- _Task objective_
Pick out the lines below that contain the string "дискриминации" and copy them all.

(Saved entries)

--------

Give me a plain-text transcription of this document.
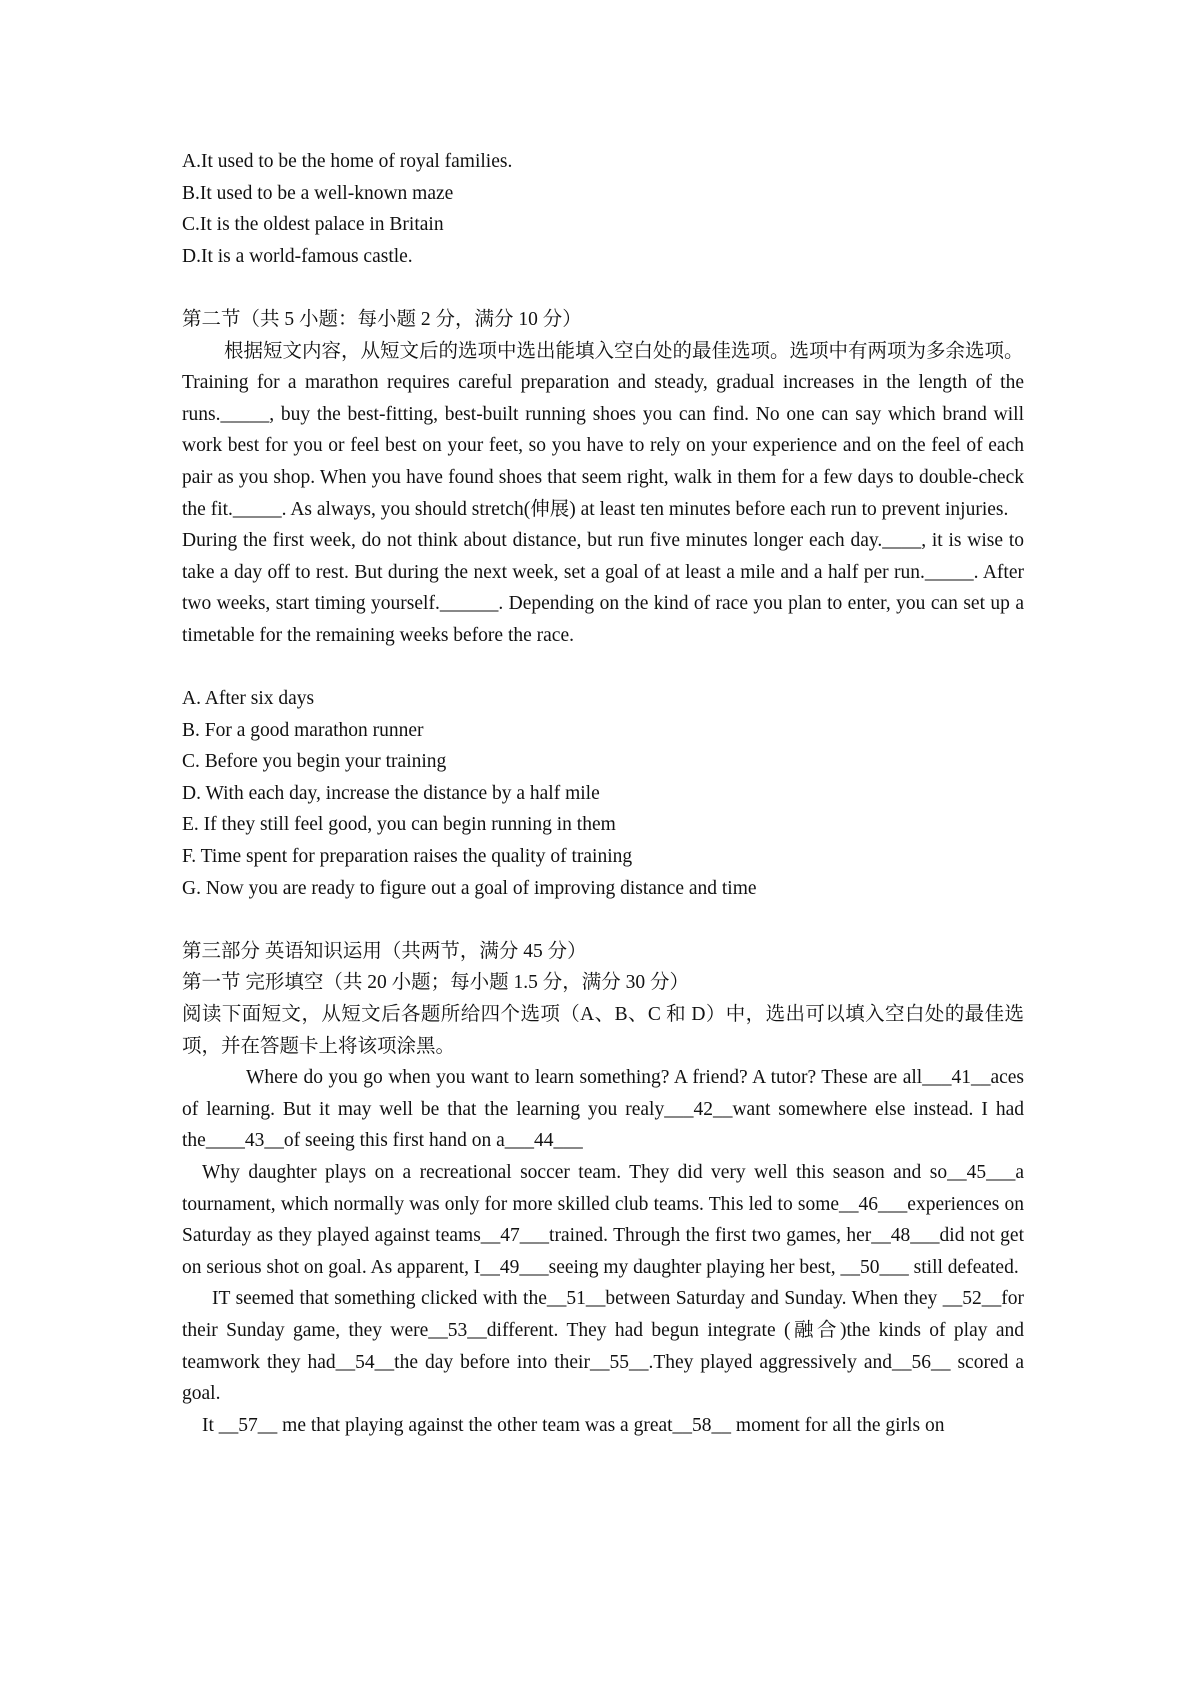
A.It used to be the home of royal families.
B.It used to be a well-known maze
C.It is the oldest palace in Britain
D.It is a world-famous castle.
第二节（共 5 小题：每小题 2 分，满分 10 分）

根据短文内容，从短文后的选项中选出能填入空白处的最佳选项。选项中有两项为多余选项。

Training for a marathon requires careful preparation and steady, gradual increases in the length of the runs._____, buy the best-fitting, best-built running shoes you can find. No one can say which brand will work best for you or feel best on your feet, so you have to rely on your experience and on the feel of each pair as you shop. When you have found shoes that seem right, walk in them for a few days to double-check the fit._____. As always, you should stretch(伸展) at least ten minutes before each run to prevent injuries.

During the first week, do not think about distance, but run five minutes longer each day.____, it is wise to take a day off to rest. But during the next week, set a goal of at least a mile and a half per run._____. After two weeks, start timing yourself.______. Depending on the kind of race you plan to enter, you can set up a timetable for the remaining weeks before the race.

A. After six days
B. For a good marathon runner
C. Before you begin your training
D. With each day, increase the distance by a half mile
E. If they still feel good, you can begin running in them
F. Time spent for preparation raises the quality of training
G. Now you are ready to figure out a goal of improving distance and time
第三部分 英语知识运用（共两节，满分 45 分）
第一节 完形填空（共 20 小题；每小题 1.5 分，满分 30 分）

阅读下面短文，从短文后各题所给四个选项（A、B、C 和 D）中，选出可以填入空白处的最佳选项，并在答题卡上将该项涂黑。

Where do you go when you want to learn something? A friend? A tutor? These are all___41__aces of learning. But it may well be that the learning you realy___42__want somewhere else instead. I had the____43__of seeing this first hand on a___44___

Why daughter plays on a recreational soccer team. They did very well this season and so__45___a tournament, which normally was only for more skilled club teams. This led to some__46___experiences on Saturday as they played against teams__47___trained. Through the first two games, her__48___did not get on serious shot on goal. As apparent, I__49___seeing my daughter playing her best, __50___ still defeated.

IT seemed that something clicked with the__51__between Saturday and Sunday. When they __52__for their Sunday game, they were__53__different. They had begun integrate (融合)the kinds of play and teamwork they had__54__the day before into their__55__.They played aggressively and__56__ scored a goal.

It __57__ me that playing against the other team was a great__58__ moment for all the girls on
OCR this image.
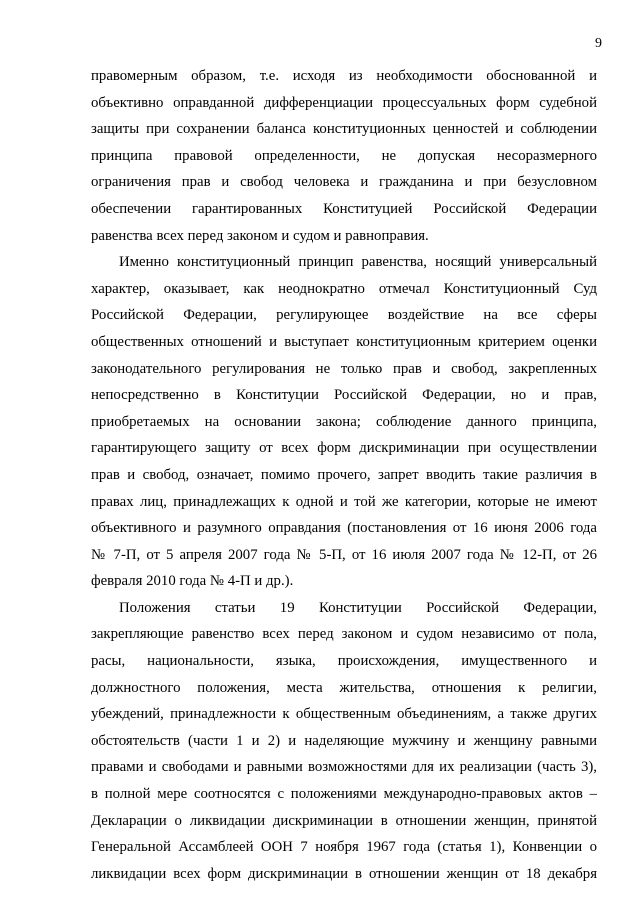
9
правомерным образом, т.е. исходя из необходимости обоснованной и
объективно оправданной дифференциации процессуальных форм судебной
защиты при сохранении баланса конституционных ценностей и соблюдении
принципа правовой определенности, не допуская несоразмерного
ограничения прав и свобод человека и гражданина и при безусловном
обеспечении гарантированных Конституцией Российской Федерации
равенства всех перед законом и судом и равноправия.
Именно конституционный принцип равенства, носящий универсальный
характер, оказывает, как неоднократно отмечал Конституционный Суд
Российской Федерации, регулирующее воздействие на все сферы
общественных отношений и выступает конституционным критерием оценки
законодательного регулирования не только прав и свобод, закрепленных
непосредственно в Конституции Российской Федерации, но и прав,
приобретаемых на основании закона; соблюдение данного принципа,
гарантирующего защиту от всех форм дискриминации при осуществлении
прав и свобод, означает, помимо прочего, запрет вводить такие различия в
правах лиц, принадлежащих к одной и той же категории, которые не имеют
объективного и разумного оправдания (постановления от 16 июня 2006 года
№ 7-П, от 5 апреля 2007 года № 5-П, от 16 июля 2007 года № 12-П, от 26
февраля 2010 года № 4-П и др.).
Положения статьи 19 Конституции Российской Федерации,
закрепляющие равенство всех перед законом и судом независимо от пола,
расы, национальности, языка, происхождения, имущественного и
должностного положения, места жительства, отношения к религии,
убеждений, принадлежности к общественным объединениям, а также других
обстоятельств (части 1 и 2) и наделяющие мужчину и женщину равными
правами и свободами и равными возможностями для их реализации (часть 3),
в полной мере соотносятся с положениями международно-правовых актов –
Декларации о ликвидации дискриминации в отношении женщин, принятой
Генеральной Ассамблеей ООН 7 ноября 1967 года (статья 1), Конвенции о
ликвидации всех форм дискриминации в отношении женщин от 18 декабря
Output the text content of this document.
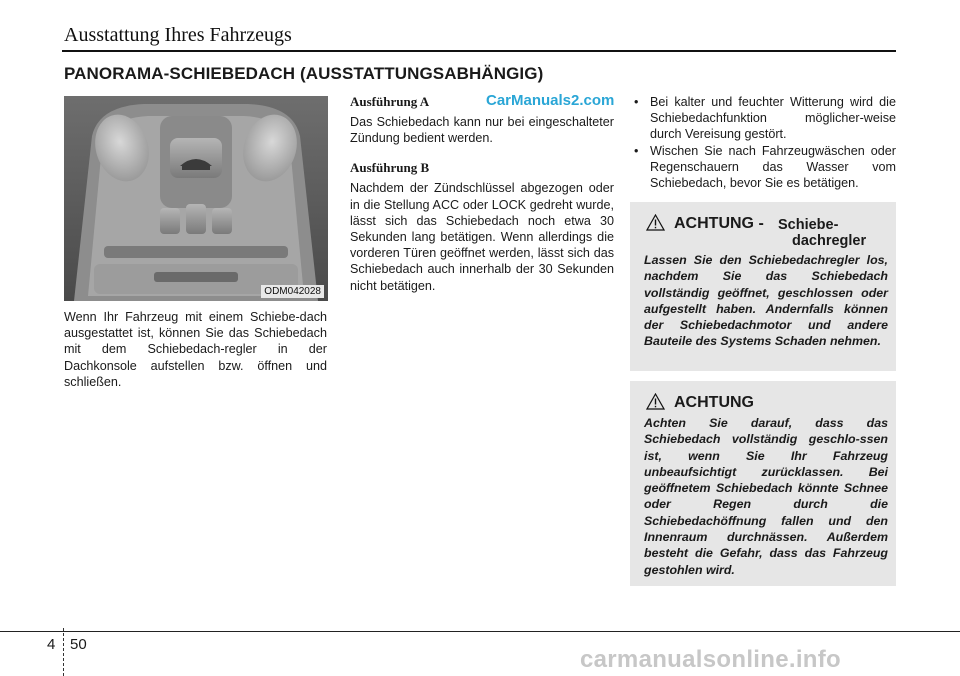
Ausstattung Ihres Fahrzeugs
PANORAMA-SCHIEBEDACH (AUSSTATTUNGSABHÄNGIG)
ODM042028
Wenn Ihr Fahrzeug mit einem Schiebe-dach ausgestattet ist, können Sie das Schiebedach mit dem Schiebedach-regler in der Dachkonsole aufstellen bzw. öffnen und schließen.

Ausführung A

Das Schiebedach kann nur bei eingeschalteter Zündung bedient werden.

Ausführung B

Nachdem der Zündschlüssel abgezogen oder in die Stellung ACC oder LOCK gedreht wurde, lässt sich das Schiebedach noch etwa 30 Sekunden lang betätigen. Wenn allerdings die vorderen Türen geöffnet werden, lässt sich das Schiebedach auch innerhalb der 30 Sekunden nicht betätigen.
CarManuals2.com • Bei kalter und feuchter Witterung wird die Schiebedachfunktion möglicher-weise durch Vereisung gestört.
• Wischen Sie nach Fahrzeugwäschen oder Regenschauern das Wasser vom Schiebedach, bevor Sie es betätigen.
ACHTUNG - Schiebe-
dachregler
Lassen Sie den Schiebedachregler los, nachdem Sie das Schiebedach vollständig geöffnet, geschlossen oder aufgestellt haben. Andernfalls können der Schiebedachmotor und andere Bauteile des Systems Schaden nehmen.
ACHTUNG
Achten Sie darauf, dass das Schiebedach vollständig geschlo-ssen ist, wenn Sie Ihr Fahrzeug unbeaufsichtigt zurücklassen. Bei geöffnetem Schiebedach könnte Schnee oder Regen durch die Schiebedachöffnung fallen und den Innenraum durchnässen. Außerdem besteht die Gefahr, dass das Fahrzeug gestohlen wird.
4 50
carmanualsonline.info
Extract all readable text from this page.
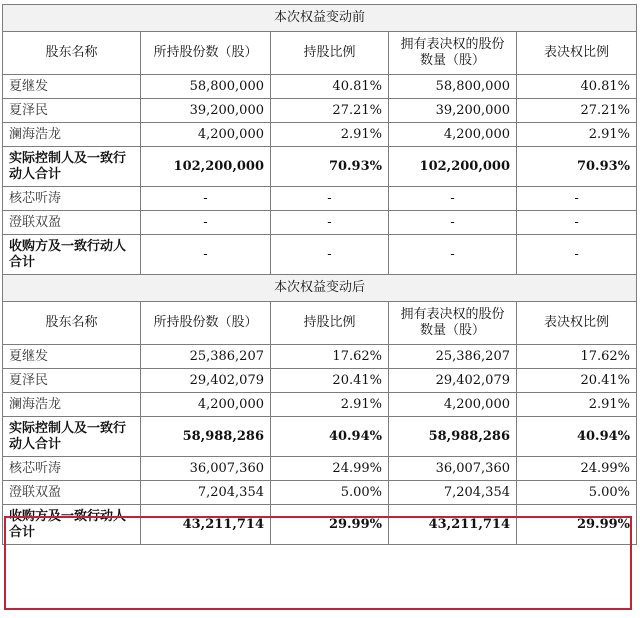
本次权益变动前				
股东名称	所持股份数（股）	持股比例	拥有表决权的股份数量（股）	表决权比例
夏继发	58,800,000	40.81%	58,800,000	40.81%
夏泽民	39,200,000	27.21%	39,200,000	27.21%
澜海浩龙	4,200,000	2.91%	4,200,000	2.91%
实际控制人及一致行动人合计	102,200,000	70.93%	102,200,000	70.93%
核芯听涛	-	-	-	-
澄联双盈	-	-	-	-
收购方及一致行动人合计	-	-	-	-
本次权益变动后				
股东名称	所持股份数（股）	持股比例	拥有表决权的股份数量（股）	表决权比例
夏继发	25,386,207	17.62%	25,386,207	17.62%
夏泽民	29,402,079	20.41%	29,402,079	20.41%
澜海浩龙	4,200,000	2.91%	4,200,000	2.91%
实际控制人及一致行动人合计	58,988,286	40.94%	58,988,286	40.94%
核芯听涛	36,007,360	24.99%	36,007,360	24.99%
澄联双盈	7,204,354	5.00%	7,204,354	5.00%
收购方及一致行动人合计	43,211,714	29.99%	43,211,714	29.99%
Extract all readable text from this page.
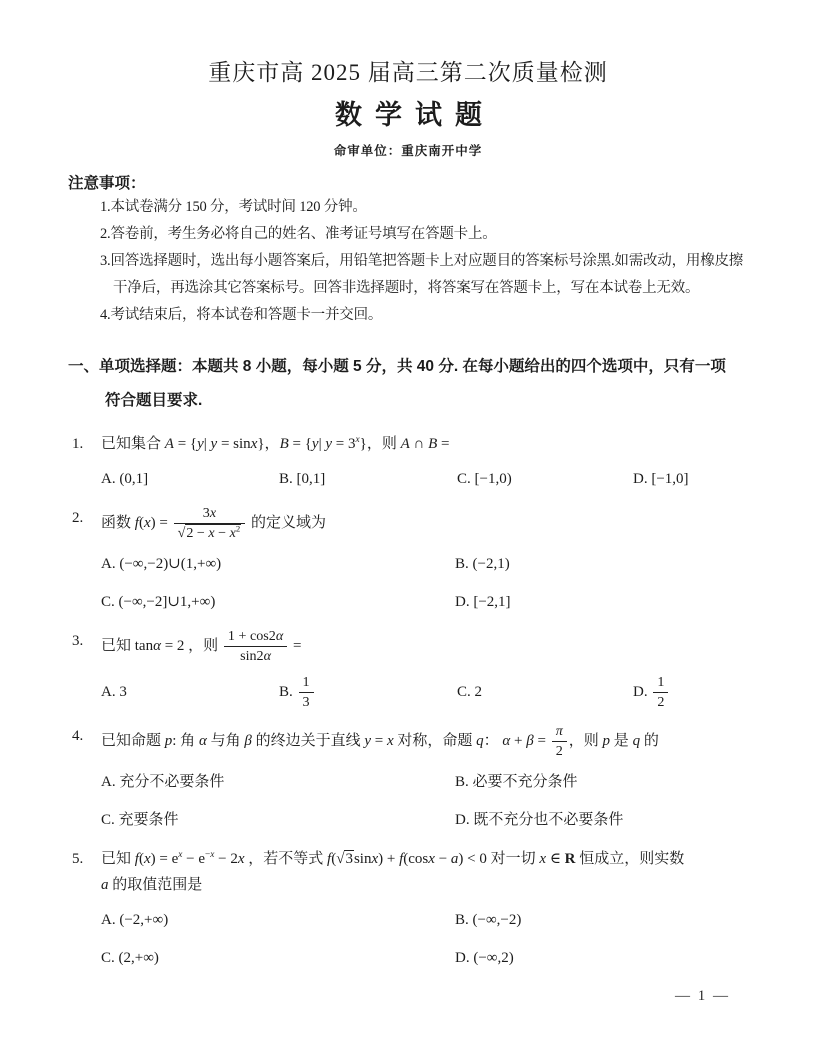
重庆市高 2025 届高三第二次质量检测
数学试题
命审单位：重庆南开中学
注意事项：
1.本试卷满分 150 分，考试时间 120 分钟。
2.答卷前，考生务必将自己的姓名、准考证号填写在答题卡上。
3.回答选择题时，选出每小题答案后，用铅笔把答题卡上对应题目的答案标号涂黑.如需改动，用橡皮擦
干净后，再选涂其它答案标号。回答非选择题时，将答案写在答题卡上，写在本试卷上无效。
4.考试结束后，将本试卷和答题卡一并交回。
一、单项选择题：本题共 8 小题，每小题 5 分，共 40 分. 在每小题给出的四个选项中，只有一项
符合题目要求.
1.	已知集合 A = {y| y = sinx}，B = {y| $y = 3^x$}，则 A ∩ B =
A. (0,1]	B. [0,1]	C. [−1,0)	D. [−1,0]
2.	函数 $f(x) = \frac{3x}{√2 - x - x^2}$ 的定义域为
A. (−∞,−2)∪(1,+∞)	B. (−2,1)
C. (−∞,−2]∪1,+∞)	D. [−2,1]
3.	已知 tanα = 2 ，则 $\frac{1 + \cos 2\alpha}{\sin 2\alpha}$ =
A. 3	B. $\frac{1}{3}$	C. 2	D. $\frac{1}{2}$
4.	已知命题 p: 角 α 与角 β 的终边关于直线 y = x 对称，命题 q： $\alpha + \beta = \frac{\pi}{2}$ ，则 p 是 q 的
A. 充分不必要条件	B. 必要不充分条件
C. 充要条件	D. 既不充分也不必要条件
5.	已知 $f(x) = e^x - e^{-x} - 2x$ ，若不等式 f(√3sinx) + f(cosx − a) < 0 对一切 x ∈ R 恒成立，则实数
a 的取值范围是
A. (−2,+∞)	B. (−∞,−2)
C. (2,+∞)	D. (−∞,2)
— 1 —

--------

- _Answer to this exercise_
гарантирующего защиту от всех форм дискриминации при осуществлении
Декларации о ликвидации дискриминации в отношении женщин, принятой
ликвидации всех форм дискриминации в отношении женщин от 18 декабря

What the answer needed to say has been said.